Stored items
——
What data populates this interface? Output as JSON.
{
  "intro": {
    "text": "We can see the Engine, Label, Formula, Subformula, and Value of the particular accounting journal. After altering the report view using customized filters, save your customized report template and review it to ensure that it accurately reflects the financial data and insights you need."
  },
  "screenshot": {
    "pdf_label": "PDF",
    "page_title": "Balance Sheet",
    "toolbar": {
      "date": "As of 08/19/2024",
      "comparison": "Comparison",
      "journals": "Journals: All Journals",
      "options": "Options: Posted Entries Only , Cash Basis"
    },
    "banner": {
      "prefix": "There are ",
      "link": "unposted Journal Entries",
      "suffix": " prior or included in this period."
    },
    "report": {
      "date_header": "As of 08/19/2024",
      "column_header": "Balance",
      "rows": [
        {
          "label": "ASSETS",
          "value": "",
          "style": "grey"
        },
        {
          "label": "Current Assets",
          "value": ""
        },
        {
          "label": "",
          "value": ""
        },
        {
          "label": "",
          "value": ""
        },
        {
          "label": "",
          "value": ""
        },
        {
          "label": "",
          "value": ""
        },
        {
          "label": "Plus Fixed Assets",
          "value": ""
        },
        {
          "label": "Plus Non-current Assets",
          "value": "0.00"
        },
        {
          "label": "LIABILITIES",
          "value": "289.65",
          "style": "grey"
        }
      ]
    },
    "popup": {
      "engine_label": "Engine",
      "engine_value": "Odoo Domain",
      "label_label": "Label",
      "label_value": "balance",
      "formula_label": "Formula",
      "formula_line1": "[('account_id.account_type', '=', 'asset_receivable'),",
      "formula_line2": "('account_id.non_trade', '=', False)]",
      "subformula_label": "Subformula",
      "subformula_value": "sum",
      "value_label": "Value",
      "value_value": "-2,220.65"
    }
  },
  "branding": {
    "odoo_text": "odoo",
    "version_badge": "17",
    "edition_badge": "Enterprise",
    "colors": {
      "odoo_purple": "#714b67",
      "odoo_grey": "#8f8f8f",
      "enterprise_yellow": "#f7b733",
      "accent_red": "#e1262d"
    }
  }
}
——
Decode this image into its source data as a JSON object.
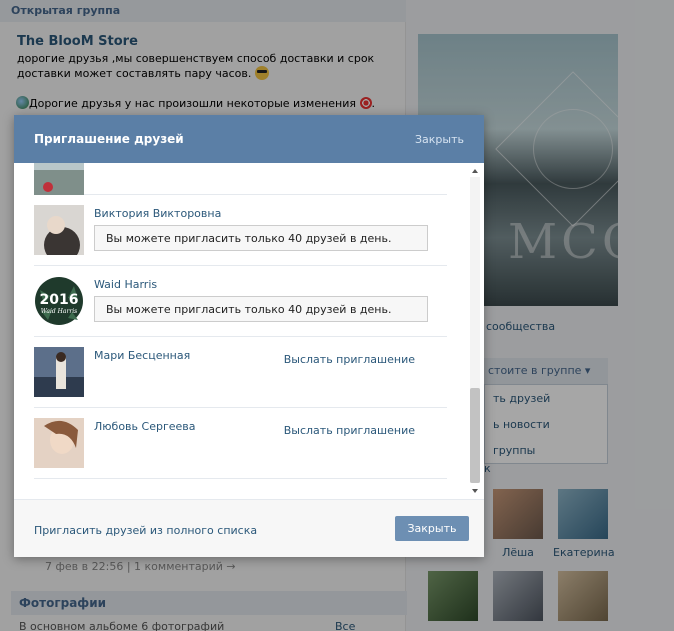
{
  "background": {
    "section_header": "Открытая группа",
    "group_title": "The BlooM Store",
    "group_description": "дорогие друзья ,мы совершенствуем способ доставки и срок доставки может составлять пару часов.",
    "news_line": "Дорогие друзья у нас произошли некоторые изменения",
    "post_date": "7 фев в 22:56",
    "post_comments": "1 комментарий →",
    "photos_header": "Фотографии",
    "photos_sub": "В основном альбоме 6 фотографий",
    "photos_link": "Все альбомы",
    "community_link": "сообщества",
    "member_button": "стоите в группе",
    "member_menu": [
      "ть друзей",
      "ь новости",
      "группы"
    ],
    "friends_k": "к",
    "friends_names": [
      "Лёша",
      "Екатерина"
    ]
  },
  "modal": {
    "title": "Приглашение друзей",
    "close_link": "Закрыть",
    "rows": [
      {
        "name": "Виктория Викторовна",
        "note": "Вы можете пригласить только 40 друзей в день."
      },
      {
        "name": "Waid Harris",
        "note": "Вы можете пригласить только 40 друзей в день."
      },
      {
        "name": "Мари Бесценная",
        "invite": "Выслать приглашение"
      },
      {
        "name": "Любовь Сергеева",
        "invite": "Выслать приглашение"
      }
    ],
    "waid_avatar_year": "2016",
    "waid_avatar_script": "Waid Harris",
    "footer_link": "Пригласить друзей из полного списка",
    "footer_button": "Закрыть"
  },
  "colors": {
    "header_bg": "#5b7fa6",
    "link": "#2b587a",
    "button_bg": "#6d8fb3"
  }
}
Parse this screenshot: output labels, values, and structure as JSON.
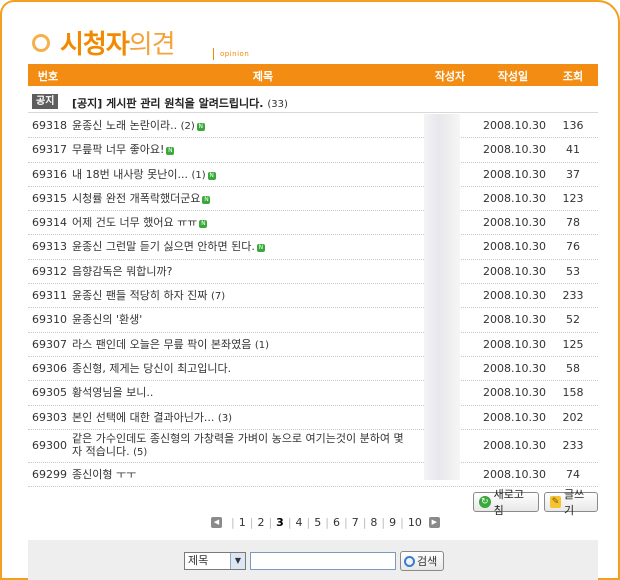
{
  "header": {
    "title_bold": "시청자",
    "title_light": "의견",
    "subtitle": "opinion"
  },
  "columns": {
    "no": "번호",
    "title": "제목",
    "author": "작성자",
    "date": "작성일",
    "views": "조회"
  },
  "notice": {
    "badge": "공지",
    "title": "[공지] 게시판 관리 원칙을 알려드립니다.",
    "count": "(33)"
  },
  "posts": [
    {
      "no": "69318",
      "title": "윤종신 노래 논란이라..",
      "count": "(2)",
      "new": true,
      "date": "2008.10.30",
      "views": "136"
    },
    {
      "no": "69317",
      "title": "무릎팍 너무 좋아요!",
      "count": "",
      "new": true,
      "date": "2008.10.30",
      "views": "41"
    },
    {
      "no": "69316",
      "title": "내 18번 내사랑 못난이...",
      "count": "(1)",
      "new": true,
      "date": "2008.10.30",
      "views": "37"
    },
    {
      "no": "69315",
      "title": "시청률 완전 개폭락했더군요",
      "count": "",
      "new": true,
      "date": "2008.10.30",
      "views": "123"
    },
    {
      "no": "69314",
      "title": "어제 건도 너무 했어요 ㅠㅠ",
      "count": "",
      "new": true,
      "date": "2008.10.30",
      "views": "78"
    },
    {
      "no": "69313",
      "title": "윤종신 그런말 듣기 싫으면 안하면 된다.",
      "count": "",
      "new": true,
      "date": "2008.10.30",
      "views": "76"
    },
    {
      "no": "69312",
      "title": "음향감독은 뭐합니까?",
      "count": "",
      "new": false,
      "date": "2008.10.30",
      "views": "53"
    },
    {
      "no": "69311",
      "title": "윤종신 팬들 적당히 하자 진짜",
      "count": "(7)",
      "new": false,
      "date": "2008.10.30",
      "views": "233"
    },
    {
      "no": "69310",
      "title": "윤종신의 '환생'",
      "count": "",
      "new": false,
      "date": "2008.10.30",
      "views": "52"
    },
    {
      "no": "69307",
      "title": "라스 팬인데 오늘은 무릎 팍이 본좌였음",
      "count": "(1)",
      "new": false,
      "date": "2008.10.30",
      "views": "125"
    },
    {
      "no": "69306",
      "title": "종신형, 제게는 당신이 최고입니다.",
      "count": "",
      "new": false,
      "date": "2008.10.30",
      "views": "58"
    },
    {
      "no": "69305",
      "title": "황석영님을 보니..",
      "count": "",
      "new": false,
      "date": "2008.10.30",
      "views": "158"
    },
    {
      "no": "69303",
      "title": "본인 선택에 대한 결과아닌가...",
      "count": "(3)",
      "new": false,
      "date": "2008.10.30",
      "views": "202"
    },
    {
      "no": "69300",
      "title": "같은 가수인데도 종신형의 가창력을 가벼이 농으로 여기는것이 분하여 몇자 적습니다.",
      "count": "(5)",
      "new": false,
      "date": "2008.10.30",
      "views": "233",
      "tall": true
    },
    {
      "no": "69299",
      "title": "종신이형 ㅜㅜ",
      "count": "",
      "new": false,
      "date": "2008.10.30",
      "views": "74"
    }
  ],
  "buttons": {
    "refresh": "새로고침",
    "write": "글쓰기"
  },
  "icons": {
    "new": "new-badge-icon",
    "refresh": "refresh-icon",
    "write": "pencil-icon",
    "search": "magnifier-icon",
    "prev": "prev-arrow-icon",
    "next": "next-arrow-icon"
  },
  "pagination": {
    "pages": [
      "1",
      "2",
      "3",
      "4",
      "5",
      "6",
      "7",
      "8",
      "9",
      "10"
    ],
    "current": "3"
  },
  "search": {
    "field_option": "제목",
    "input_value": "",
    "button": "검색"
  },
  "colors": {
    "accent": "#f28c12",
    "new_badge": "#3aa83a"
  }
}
——
What the task requires
Check each line above for the word "screenshot" and copy the ones that have it.

Written solution
  "screenshot": {
Parse this screenshot: output labels, values, and structure as JSON.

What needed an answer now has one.